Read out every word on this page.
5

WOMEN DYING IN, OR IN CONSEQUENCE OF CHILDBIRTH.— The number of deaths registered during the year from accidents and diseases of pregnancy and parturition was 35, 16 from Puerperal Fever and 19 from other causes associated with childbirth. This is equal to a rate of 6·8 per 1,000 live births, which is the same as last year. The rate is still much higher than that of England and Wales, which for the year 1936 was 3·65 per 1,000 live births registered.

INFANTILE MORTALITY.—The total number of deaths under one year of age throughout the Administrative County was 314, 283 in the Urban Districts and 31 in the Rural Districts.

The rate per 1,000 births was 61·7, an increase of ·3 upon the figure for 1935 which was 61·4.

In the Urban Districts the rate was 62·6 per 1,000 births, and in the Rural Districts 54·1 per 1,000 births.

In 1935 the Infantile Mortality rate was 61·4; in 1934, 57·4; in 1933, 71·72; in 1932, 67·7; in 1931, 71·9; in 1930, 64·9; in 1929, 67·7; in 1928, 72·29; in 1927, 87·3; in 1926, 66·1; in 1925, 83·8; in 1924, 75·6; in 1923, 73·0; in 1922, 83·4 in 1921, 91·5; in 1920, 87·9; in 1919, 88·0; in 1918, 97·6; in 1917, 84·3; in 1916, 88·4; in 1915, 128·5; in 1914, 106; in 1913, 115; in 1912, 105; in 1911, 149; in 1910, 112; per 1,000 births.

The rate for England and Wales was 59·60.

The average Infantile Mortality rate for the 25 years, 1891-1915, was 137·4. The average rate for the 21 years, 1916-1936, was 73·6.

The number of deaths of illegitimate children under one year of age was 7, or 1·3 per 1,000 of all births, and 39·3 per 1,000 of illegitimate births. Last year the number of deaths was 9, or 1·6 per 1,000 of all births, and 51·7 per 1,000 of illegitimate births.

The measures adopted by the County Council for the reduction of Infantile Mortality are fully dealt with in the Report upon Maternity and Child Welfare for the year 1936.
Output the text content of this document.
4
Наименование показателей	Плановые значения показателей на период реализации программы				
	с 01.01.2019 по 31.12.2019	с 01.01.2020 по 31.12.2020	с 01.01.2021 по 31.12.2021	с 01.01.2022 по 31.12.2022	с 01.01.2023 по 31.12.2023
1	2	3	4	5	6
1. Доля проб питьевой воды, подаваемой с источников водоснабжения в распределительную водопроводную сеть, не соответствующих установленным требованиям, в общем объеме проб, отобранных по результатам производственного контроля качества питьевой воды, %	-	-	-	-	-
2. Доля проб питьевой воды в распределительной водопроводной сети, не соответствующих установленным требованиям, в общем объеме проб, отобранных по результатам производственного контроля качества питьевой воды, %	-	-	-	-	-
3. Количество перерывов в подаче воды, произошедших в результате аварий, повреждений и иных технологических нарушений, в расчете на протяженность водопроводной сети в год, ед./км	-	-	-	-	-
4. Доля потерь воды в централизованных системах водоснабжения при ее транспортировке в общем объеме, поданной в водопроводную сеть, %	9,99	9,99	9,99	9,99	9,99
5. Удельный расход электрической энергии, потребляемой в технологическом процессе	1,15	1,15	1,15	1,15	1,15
○ ○ ○ ○
Print out every record again, exactly and in full.

Read out every word on this page.
5

WOMEN DYING IN, OR IN CONSEQUENCE OF CHILDBIRTH.— The number of deaths registered during the year from accidents and diseases of pregnancy and parturition was 35, 16 from Puerperal Fever and 19 from other causes associated with childbirth. This is equal to a rate of 6·8 per 1,000 live births, which is the same as last year. The rate is still much higher than that of England and Wales, which for the year 1936 was 3·65 per 1,000 live births registered.

INFANTILE MORTALITY.—The total number of deaths under one year of age throughout the Administrative County was 314, 283 in the Urban Districts and 31 in the Rural Districts.

The rate per 1,000 births was 61·7, an increase of ·3 upon the figure for 1935 which was 61·4.

In the Urban Districts the rate was 62·6 per 1,000 births, and in the Rural Districts 54·1 per 1,000 births.

In 1935 the Infantile Mortality rate was 61·4; in 1934, 57·4; in 1933, 71·72; in 1932, 67·7; in 1931, 71·9; in 1930, 64·9; in 1929, 67·7; in 1928, 72·29; in 1927, 87·3; in 1926, 66·1; in 1925, 83·8; in 1924, 75·6; in 1923, 73·0; in 1922, 83·4 in 1921, 91·5; in 1920, 87·9; in 1919, 88·0; in 1918, 97·6; in 1917, 84·3; in 1916, 88·4; in 1915, 128·5; in 1914, 106; in 1913, 115; in 1912, 105; in 1911, 149; in 1910, 112; per 1,000 births.

The rate for England and Wales was 59·60.

The average Infantile Mortality rate for the 25 years, 1891-1915, was 137·4. The average rate for the 21 years, 1916-1936, was 73·6.

The number of deaths of illegitimate children under one year of age was 7, or 1·3 per 1,000 of all births, and 39·3 per 1,000 of illegitimate births. Last year the number of deaths was 9, or 1·6 per 1,000 of all births, and 51·7 per 1,000 of illegitimate births.

The measures adopted by the County Council for the reduction of Infantile Mortality are fully dealt with in the Report upon Maternity and Child Welfare for the year 1936.
Output the text content of this document.
4
Наименование показателей	Плановые значения показателей на период реализации программы				
	с 01.01.2019 по 31.12.2019	с 01.01.2020 по 31.12.2020	с 01.01.2021 по 31.12.2021	с 01.01.2022 по 31.12.2022	с 01.01.2023 по 31.12.2023
1	2	3	4	5	6
1. Доля проб питьевой воды, подаваемой с источников водоснабжения в распределительную водопроводную сеть, не соответствующих установленным требованиям, в общем объеме проб, отобранных по результатам производственного контроля качества питьевой воды, %	-	-	-	-	-
2. Доля проб питьевой воды в распределительной водопроводной сети, не соответствующих установленным требованиям, в общем объеме проб, отобранных по результатам производственного контроля качества питьевой воды, %	-	-	-	-	-
3. Количество перерывов в подаче воды, произошедших в результате аварий, повреждений и иных технологических нарушений, в расчете на протяженность водопроводной сети в год, ед./км	-	-	-	-	-
4. Доля потерь воды в централизованных системах водоснабжения при ее транспортировке в общем объеме, поданной в водопроводную сеть, %	9,99	9,99	9,99	9,99	9,99
5. Удельный расход электрической энергии, потребляемой в технологическом процессе	1,15	1,15	1,15	1,15	1,15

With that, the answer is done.